◆ EXERCISE: Each line from the one that holds "Read this page and output its text content." to the end of the records is to be retyped exactly. Pictures are not part of the copy.

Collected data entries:
* Begin *

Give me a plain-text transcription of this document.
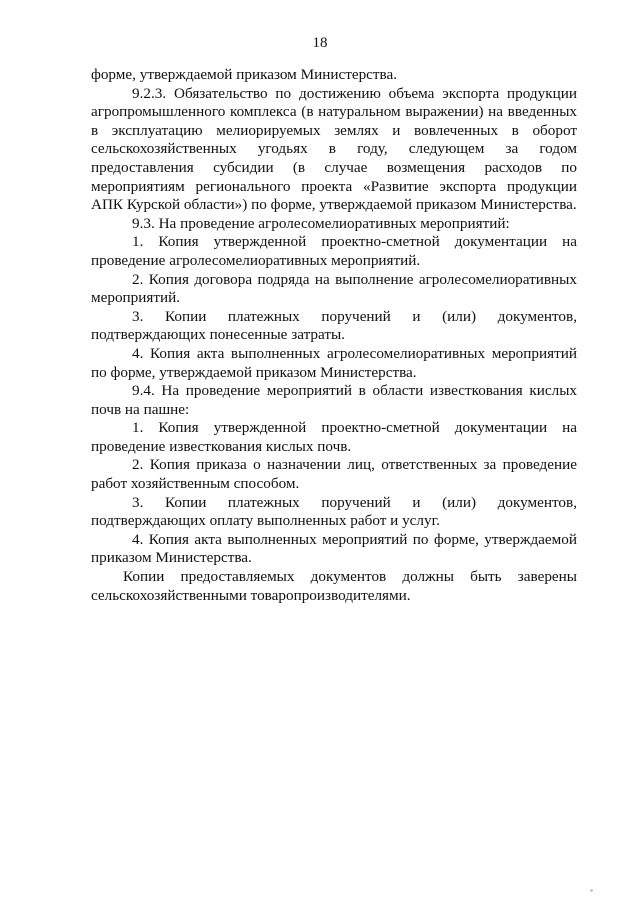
18

форме, утверждаемой приказом Министерства.

9.2.3. Обязательство по достижению объема экспорта продукции агропромышленного комплекса (в натуральном выражении) на введенных в эксплуатацию мелиорируемых землях и вовлеченных в оборот сельскохозяйственных угодьях в году, следующем за годом предоставления субсидии (в случае возмещения расходов по мероприятиям регионального проекта «Развитие экспорта продукции АПК Курской области») по форме, утверждаемой приказом Министерства.

9.3. На проведение агролесомелиоративных мероприятий:

1. Копия утвержденной проектно-сметной документации на проведение агролесомелиоративных мероприятий.

2. Копия договора подряда на выполнение агролесомелиоративных мероприятий.

3. Копии платежных поручений и (или) документов, подтверждающих понесенные затраты.

4. Копия акта выполненных агролесомелиоративных мероприятий по форме, утверждаемой приказом Министерства.

9.4. На проведение мероприятий в области известкования кислых почв на пашне:

1. Копия утвержденной проектно-сметной документации на проведение известкования кислых почв.

2. Копия приказа о назначении лиц, ответственных за проведение работ хозяйственным способом.

3. Копии платежных поручений и (или) документов, подтверждающих оплату выполненных работ и услуг.

4. Копия акта выполненных мероприятий по форме, утверждаемой приказом Министерства.

Копии предоставляемых документов должны быть заверены сельскохозяйственными товаропроизводителями.
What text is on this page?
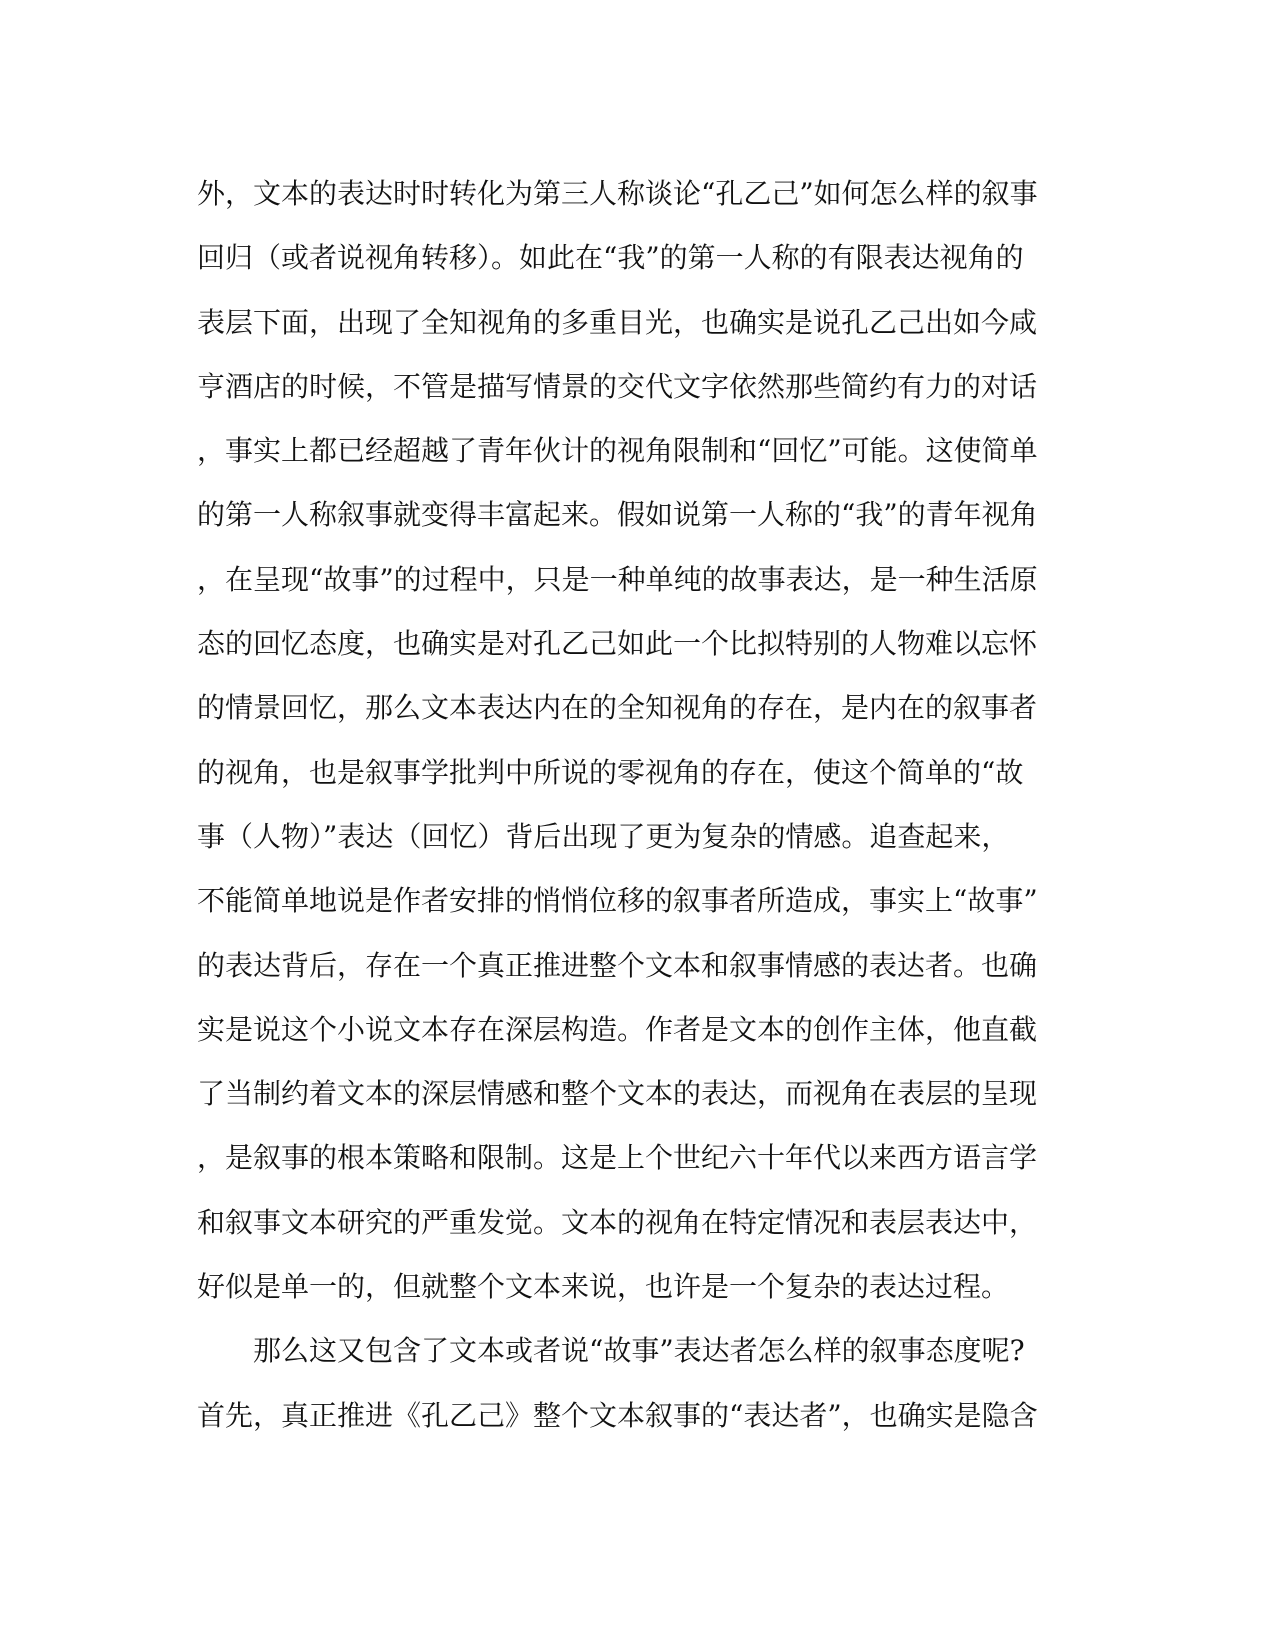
外，文本的表达时时转化为第三人称谈论“孔乙己”如何怎么样的叙事
回归（或者说视角转移）。如此在“我”的第一人称的有限表达视角的
表层下面，出现了全知视角的多重目光，也确实是说孔乙己出如今咸
亨酒店的时候，不管是描写情景的交代文字依然那些简约有力的对话
，事实上都已经超越了青年伙计的视角限制和“回忆”可能。这使简单
的第一人称叙事就变得丰富起来。假如说第一人称的“我”的青年视角
，在呈现“故事”的过程中，只是一种单纯的故事表达，是一种生活原
态的回忆态度，也确实是对孔乙己如此一个比拟特别的人物难以忘怀
的情景回忆，那么文本表达内在的全知视角的存在，是内在的叙事者
的视角，也是叙事学批判中所说的零视角的存在，使这个简单的“故
事（人物）”表达（回忆）背后出现了更为复杂的情感。追查起来，
不能简单地说是作者安排的悄悄位移的叙事者所造成，事实上“故事”
的表达背后，存在一个真正推进整个文本和叙事情感的表达者。也确
实是说这个小说文本存在深层构造。作者是文本的创作主体，他直截
了当制约着文本的深层情感和整个文本的表达，而视角在表层的呈现
，是叙事的根本策略和限制。这是上个世纪六十年代以来西方语言学
和叙事文本研究的严重发觉。文本的视角在特定情况和表层表达中，
好似是单一的，但就整个文本来说，也许是一个复杂的表达过程。
那么这又包含了文本或者说“故事”表达者怎么样的叙事态度呢?
首先，真正推进《孔乙己》整个文本叙事的“表达者”，也确实是隐含
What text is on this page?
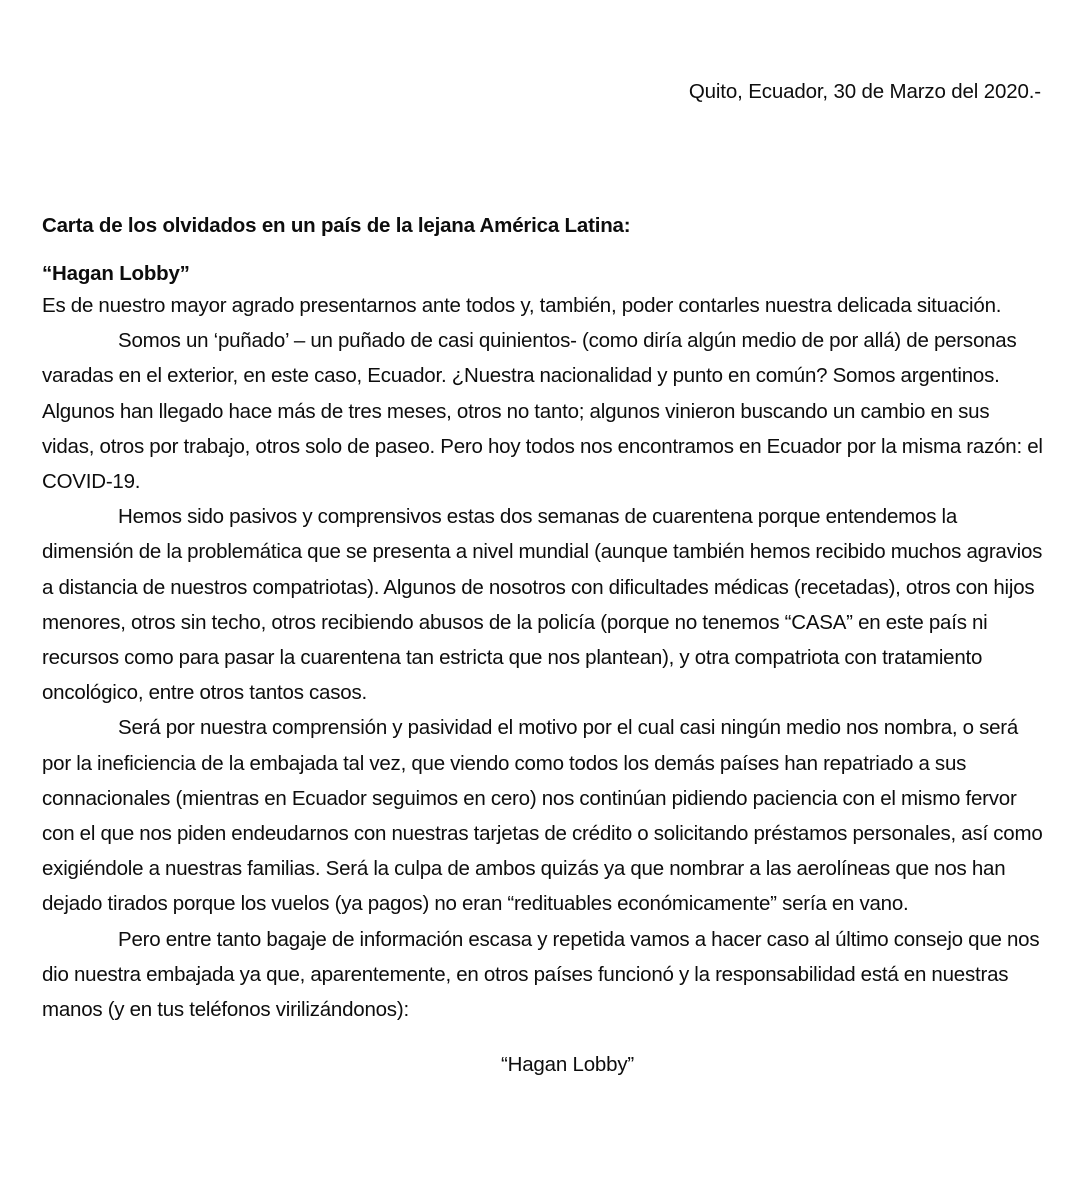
Quito, Ecuador, 30 de Marzo del 2020.-
Carta de los olvidados en un país de la lejana América Latina:
“Hagan Lobby”

Es de nuestro mayor agrado presentarnos ante todos y, también, poder contarles nuestra delicada situación.

Somos un ‘puñado’ – un puñado de casi quinientos- (como diría algún medio de por allá) de personas varadas en el exterior, en este caso, Ecuador. ¿Nuestra nacionalidad y punto en común? Somos argentinos. Algunos han llegado hace más de tres meses, otros no tanto; algunos vinieron buscando un cambio en sus vidas, otros por trabajo, otros solo de paseo. Pero hoy todos nos encontramos en Ecuador por la misma razón: el COVID-19.

Hemos sido pasivos y comprensivos estas dos semanas de cuarentena porque entendemos la dimensión de la problemática que se presenta a nivel mundial (aunque también hemos recibido muchos agravios a distancia de nuestros compatriotas). Algunos de nosotros con dificultades médicas (recetadas), otros con hijos menores, otros sin techo, otros recibiendo abusos de la policía (porque no tenemos “CASA” en este país ni recursos como para pasar la cuarentena tan estricta que nos plantean), y otra compatriota con tratamiento oncológico, entre otros tantos casos.

Será por nuestra comprensión y pasividad el motivo por el cual casi ningún medio nos nombra, o será por la ineficiencia de la embajada tal vez, que viendo como todos los demás países han repatriado a sus connacionales (mientras en Ecuador seguimos en cero) nos continúan pidiendo paciencia con el mismo fervor con el que nos piden endeudarnos con nuestras tarjetas de crédito o solicitando préstamos personales, así como exigiéndole a nuestras familias. Será la culpa de ambos quizás ya que nombrar a las aerolíneas que nos han dejado tirados porque los vuelos (ya pagos) no eran “redituables económicamente” sería en vano.

Pero entre tanto bagaje de información escasa y repetida vamos a hacer caso al último consejo que nos dio nuestra embajada ya que, aparentemente, en otros países funcionó y la responsabilidad está en nuestras manos (y en tus teléfonos virilizándonos):

“Hagan Lobby”
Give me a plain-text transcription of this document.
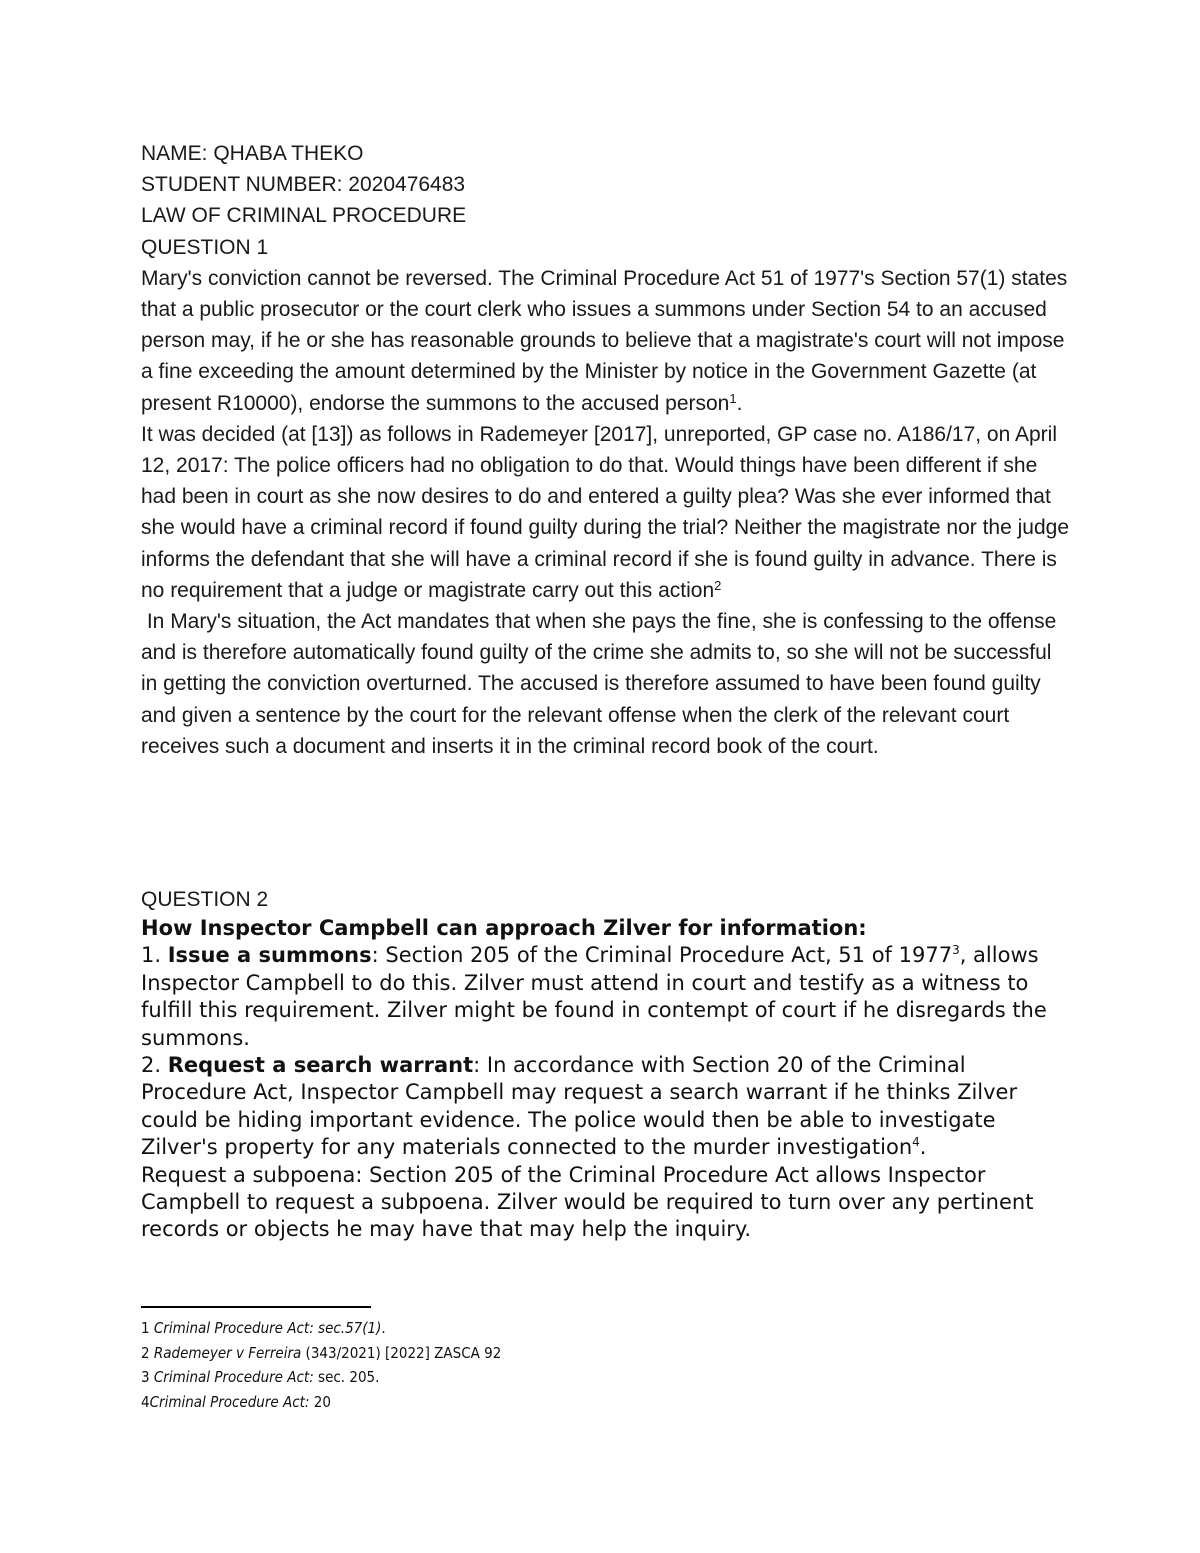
NAME: QHABA THEKO

STUDENT NUMBER: 2020476483

LAW OF CRIMINAL PROCEDURE

QUESTION 1

Mary's conviction cannot be reversed. The Criminal Procedure Act 51 of 1977's Section 57(1) states that a public prosecutor or the court clerk who issues a summons under Section 54 to an accused person may, if he or she has reasonable grounds to believe that a magistrate's court will not impose a fine exceeding the amount determined by the Minister by notice in the Government Gazette (at present R10000), endorse the summons to the accused person$^1$.

It was decided (at [13]) as follows in Rademeyer [2017], unreported, GP case no. A186/17, on April 12, 2017: The police officers had no obligation to do that. Would things have been different if she had been in court as she now desires to do and entered a guilty plea? Was she ever informed that she would have a criminal record if found guilty during the trial? Neither the magistrate nor the judge informs the defendant that she will have a criminal record if she is found guilty in advance. There is no requirement that a judge or magistrate carry out this action$^2$

In Mary's situation, the Act mandates that when she pays the fine, she is confessing to the offense and is therefore automatically found guilty of the crime she admits to, so she will not be successful in getting the conviction overturned. The accused is therefore assumed to have been found guilty and given a sentence by the court for the relevant offense when the clerk of the relevant court receives such a document and inserts it in the criminal record book of the court.

QUESTION 2

How Inspector Campbell can approach Zilver for information:

1. Issue a summons: Section 205 of the Criminal Procedure Act, 51 of 1977$^3$, allows Inspector Campbell to do this. Zilver must attend in court and testify as a witness to fulfill this requirement. Zilver might be found in contempt of court if he disregards the summons.

2. Request a search warrant: In accordance with Section 20 of the Criminal Procedure Act, Inspector Campbell may request a search warrant if he thinks Zilver could be hiding important evidence. The police would then be able to investigate Zilver's property for any materials connected to the murder investigation$^4$.

Request a subpoena: Section 205 of the Criminal Procedure Act allows Inspector Campbell to request a subpoena. Zilver would be required to turn over any pertinent records or objects he may have that may help the inquiry.

1 Criminal Procedure Act: sec.57(1).

2 Rademeyer v Ferreira (343/2021) [2022] ZASCA 92

3 Criminal Procedure Act: sec. 205.

4Criminal Procedure Act: 20
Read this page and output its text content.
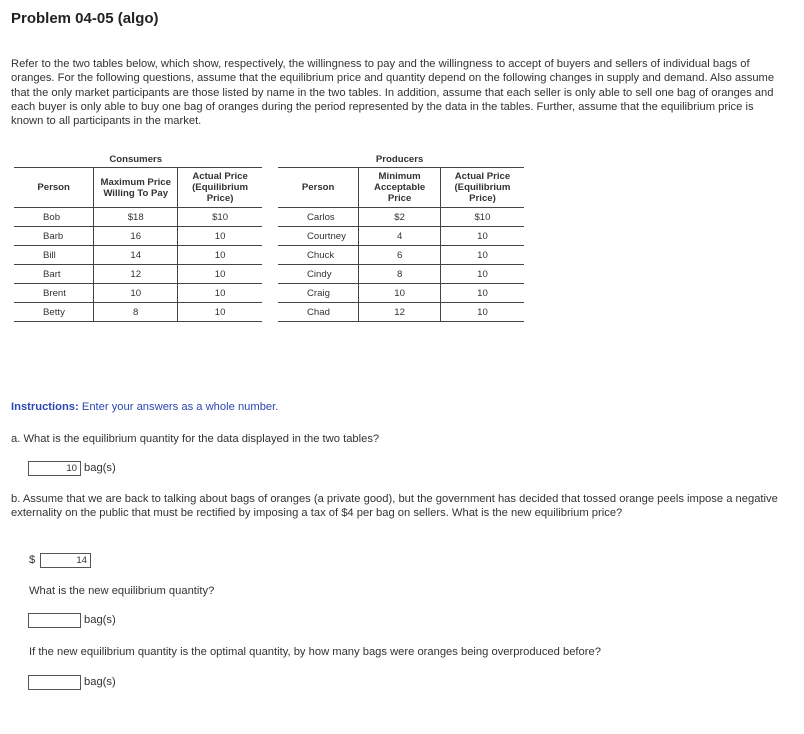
Problem 04-05 (algo)
Refer to the two tables below, which show, respectively, the willingness to pay and the willingness to accept of buyers and sellers of individual bags of oranges. For the following questions, assume that the equilibrium price and quantity depend on the following changes in supply and demand. Also assume that the only market participants are those listed by name in the two tables. In addition, assume that each seller is only able to sell one bag of oranges and each buyer is only able to buy one bag of oranges during the period represented by the data in the tables. Further, assume that the equilibrium price is known to all participants in the market.
	Consumers	
Person	Maximum Price Willing To Pay	Actual Price (Equilibrium Price)
Bob	$18	$10
Barb	16	10
Bill	14	10
Bart	12	10
Brent	10	10
Betty	8	10
	Producers	
Person	Minimum Acceptable Price	Actual Price (Equilibrium Price)
Carlos	$2	$10
Courtney	4	10
Chuck	6	10
Cindy	8	10
Craig	10	10
Chad	12	10
Instructions: Enter your answers as a whole number.
a. What is the equilibrium quantity for the data displayed in the two tables?
10 bag(s)
b. Assume that we are back to talking about bags of oranges (a private good), but the government has decided that tossed orange peels impose a negative externality on the public that must be rectified by imposing a tax of $4 per bag on sellers. What is the new equilibrium price?
$	14
What is the new equilibrium quantity?
bag(s)
If the new equilibrium quantity is the optimal quantity, by how many bags were oranges being overproduced before?
bag(s)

* End *

◆ WRITTEN RESPONSE:
Read this page and output its text content.
Problem 04-05 (algo)
Refer to the two tables below, which show, respectively, the willingness to pay and the willingness to accept of buyers and sellers of individual bags of oranges. For the following questions, assume that the equilibrium price and quantity depend on the following changes in supply and demand. Also assume that the only market participants are those listed by name in the two tables. In addition, assume that each seller is only able to sell one bag of oranges and each buyer is only able to buy one bag of oranges during the period represented by the data in the tables. Further, assume that the equilibrium price is known to all participants in the market.
	Consumers	
Person	Maximum Price Willing To Pay	Actual Price (Equilibrium Price)
Bob	$18	$10
Barb	16	10
Bill	14	10
Bart	12	10
Brent	10	10
Betty	8	10
	Producers	
Person	Minimum Acceptable Price	Actual Price (Equilibrium Price)
Carlos	$2	$10
Courtney	4	10
Chuck	6	10
Cindy	8	10
Craig	10	10
Chad	12	10
Instructions: Enter your answers as a whole number.
a. What is the equilibrium quantity for the data displayed in the two tables?
10 bag(s)
b. Assume that we are back to talking about bags of oranges (a private good), but the government has decided that tossed orange peels impose a negative externality on the public that must be rectified by imposing a tax of $4 per bag on sellers. What is the new equilibrium price?
$	14
What is the new equilibrium quantity?
bag(s)
If the new equilibrium quantity is the optimal quantity, by how many bags were oranges being overproduced before?
bag(s)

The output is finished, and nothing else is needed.